[GOAL]: Omit all pictures and give the records below again exactly as written.

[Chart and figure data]

[start]

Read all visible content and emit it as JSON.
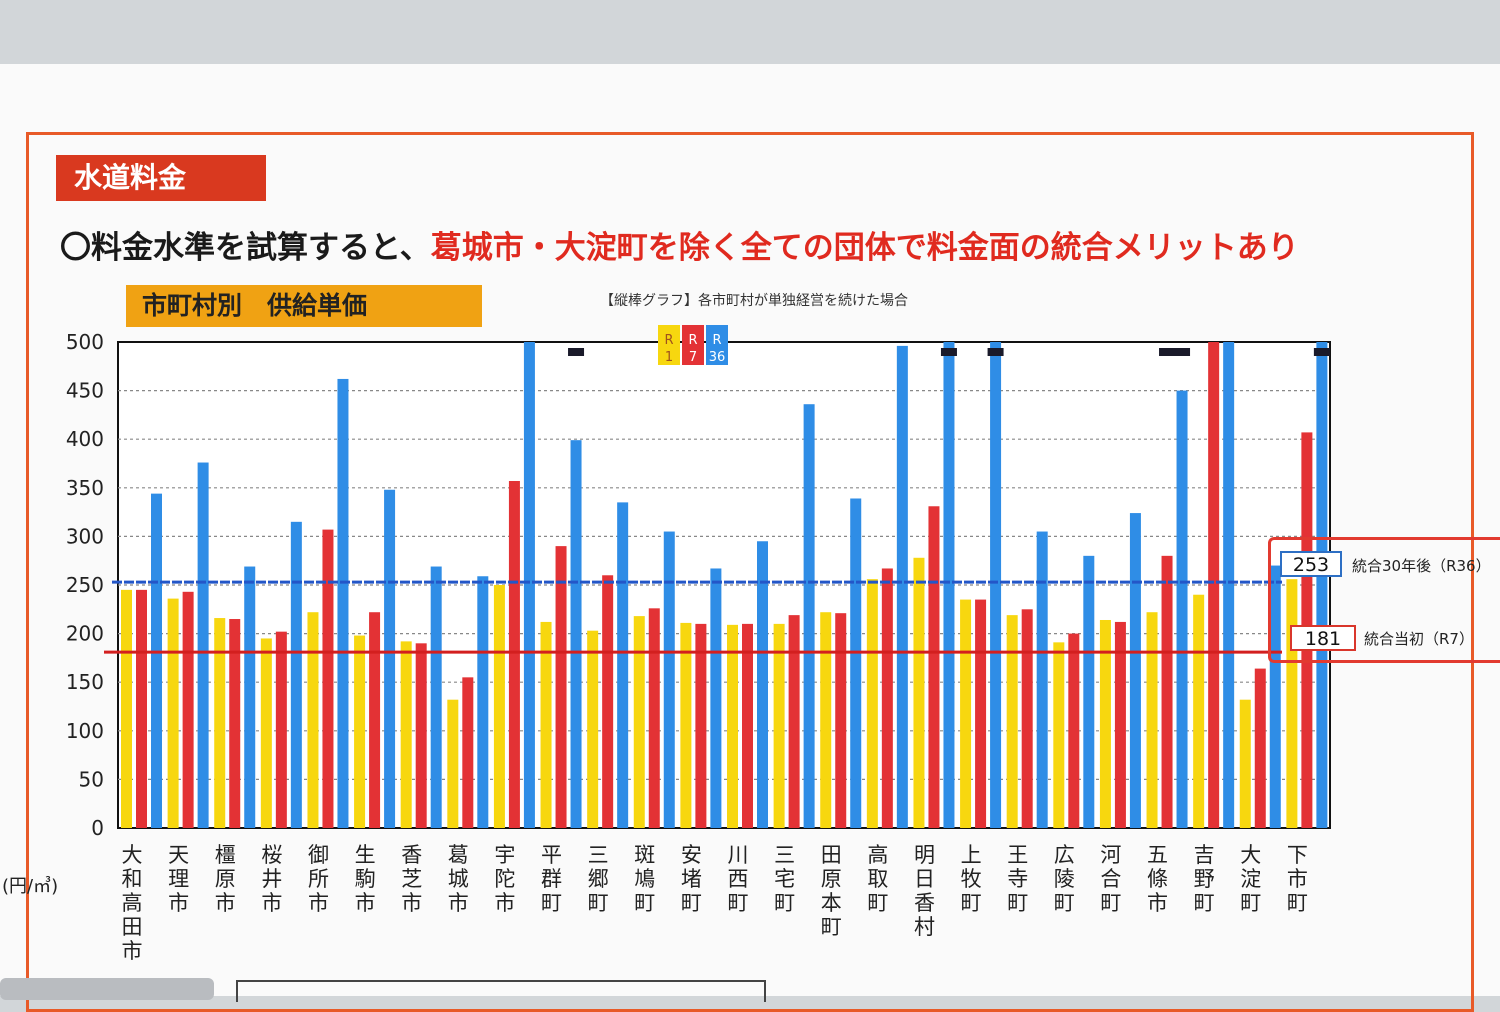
{
  "header": {
    "section_title": "水道料金",
    "headline_plain": "〇料金水準を試算すると、",
    "headline_red": "葛城市・大淀町を除く全ての団体で料金面の統合メリットあり",
    "subtitle": "市町村別　供給単価",
    "caption": "【縦棒グラフ】各市町村が単独経営を続けた場合"
  },
  "colors": {
    "R1": "#f7d70f",
    "R7": "#e33235",
    "R36": "#2f8de6",
    "frame": "#e85a28",
    "line_blue": "#2356c8",
    "line_red": "#d31f1f"
  },
  "chart_data": {
    "type": "bar",
    "ylim": [
      0,
      500
    ],
    "yticks": [
      0,
      50,
      100,
      150,
      200,
      250,
      300,
      350,
      400,
      450,
      500
    ],
    "ylabel": "(円/㎥)",
    "categories": [
      "大和高田市",
      "天理市",
      "橿原市",
      "桜井市",
      "御所市",
      "生駒市",
      "香芝市",
      "葛城市",
      "宇陀市",
      "平群町",
      "三郷町",
      "斑鳩町",
      "安堵町",
      "川西町",
      "三宅町",
      "田原本町",
      "高取町",
      "明日香村",
      "上牧町",
      "王寺町",
      "広陵町",
      "河合町",
      "五條市",
      "吉野町",
      "大淀町",
      "下市町"
    ],
    "series": [
      {
        "name": "R1",
        "values": [
          245,
          236,
          216,
          195,
          222,
          198,
          192,
          132,
          250,
          212,
          203,
          218,
          211,
          209,
          210,
          222,
          256,
          278,
          235,
          219,
          191,
          214,
          222,
          240,
          132,
          256
        ]
      },
      {
        "name": "R7",
        "values": [
          245,
          243,
          215,
          202,
          307,
          222,
          190,
          155,
          357,
          290,
          260,
          226,
          210,
          210,
          219,
          221,
          267,
          331,
          235,
          225,
          200,
          212,
          280,
          500,
          164,
          407
        ]
      },
      {
        "name": "R36",
        "values": [
          344,
          376,
          269,
          315,
          462,
          348,
          269,
          259,
          500,
          399,
          335,
          305,
          267,
          295,
          436,
          339,
          496,
          500,
          500,
          305,
          280,
          324,
          450,
          500,
          270,
          500
        ]
      }
    ],
    "legend": [
      "R1",
      "R7",
      "R36"
    ],
    "overflow_markers": [
      {
        "category": "平群町",
        "series": "R36"
      },
      {
        "category": "明日香村",
        "series": "R36"
      },
      {
        "category": "上牧町",
        "series": "R36"
      },
      {
        "category": "五條市",
        "series": "R7"
      },
      {
        "category": "五條市",
        "series": "R36"
      },
      {
        "category": "下市町",
        "series": "R36"
      }
    ],
    "reference_lines": [
      {
        "value": 253,
        "label": "統合30年後（R36）",
        "color": "#2356c8"
      },
      {
        "value": 181,
        "label": "統合当初（R7）",
        "color": "#d31f1f"
      }
    ],
    "grid": true
  }
}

[end]

[PROBLEM SOLUTION]:
Read all visible content and emit it as JSON.
{
  "header": {
    "section_title": "水道料金",
    "headline_plain": "〇料金水準を試算すると、",
    "headline_red": "葛城市・大淀町を除く全ての団体で料金面の統合メリットあり",
    "subtitle": "市町村別　供給単価",
    "caption": "【縦棒グラフ】各市町村が単独経営を続けた場合"
  },
  "colors": {
    "R1": "#f7d70f",
    "R7": "#e33235",
    "R36": "#2f8de6",
    "frame": "#e85a28",
    "line_blue": "#2356c8",
    "line_red": "#d31f1f"
  },
  "chart_data": {
    "type": "bar",
    "ylim": [
      0,
      500
    ],
    "yticks": [
      0,
      50,
      100,
      150,
      200,
      250,
      300,
      350,
      400,
      450,
      500
    ],
    "ylabel": "(円/㎥)",
    "categories": [
      "大和高田市",
      "天理市",
      "橿原市",
      "桜井市",
      "御所市",
      "生駒市",
      "香芝市",
      "葛城市",
      "宇陀市",
      "平群町",
      "三郷町",
      "斑鳩町",
      "安堵町",
      "川西町",
      "三宅町",
      "田原本町",
      "高取町",
      "明日香村",
      "上牧町",
      "王寺町",
      "広陵町",
      "河合町",
      "五條市",
      "吉野町",
      "大淀町",
      "下市町"
    ],
    "series": [
      {
        "name": "R1",
        "values": [
          245,
          236,
          216,
          195,
          222,
          198,
          192,
          132,
          250,
          212,
          203,
          218,
          211,
          209,
          210,
          222,
          256,
          278,
          235,
          219,
          191,
          214,
          222,
          240,
          132,
          256
        ]
      },
      {
        "name": "R7",
        "values": [
          245,
          243,
          215,
          202,
          307,
          222,
          190,
          155,
          357,
          290,
          260,
          226,
          210,
          210,
          219,
          221,
          267,
          331,
          235,
          225,
          200,
          212,
          280,
          500,
          164,
          407
        ]
      },
      {
        "name": "R36",
        "values": [
          344,
          376,
          269,
          315,
          462,
          348,
          269,
          259,
          500,
          399,
          335,
          305,
          267,
          295,
          436,
          339,
          496,
          500,
          500,
          305,
          280,
          324,
          450,
          500,
          270,
          500
        ]
      }
    ],
    "legend": [
      "R1",
      "R7",
      "R36"
    ],
    "overflow_markers": [
      {
        "category": "平群町",
        "series": "R36"
      },
      {
        "category": "明日香村",
        "series": "R36"
      },
      {
        "category": "上牧町",
        "series": "R36"
      },
      {
        "category": "五條市",
        "series": "R7"
      },
      {
        "category": "五條市",
        "series": "R36"
      },
      {
        "category": "下市町",
        "series": "R36"
      }
    ],
    "reference_lines": [
      {
        "value": 253,
        "label": "統合30年後（R36）",
        "color": "#2356c8"
      },
      {
        "value": 181,
        "label": "統合当初（R7）",
        "color": "#d31f1f"
      }
    ],
    "grid": true
  }
}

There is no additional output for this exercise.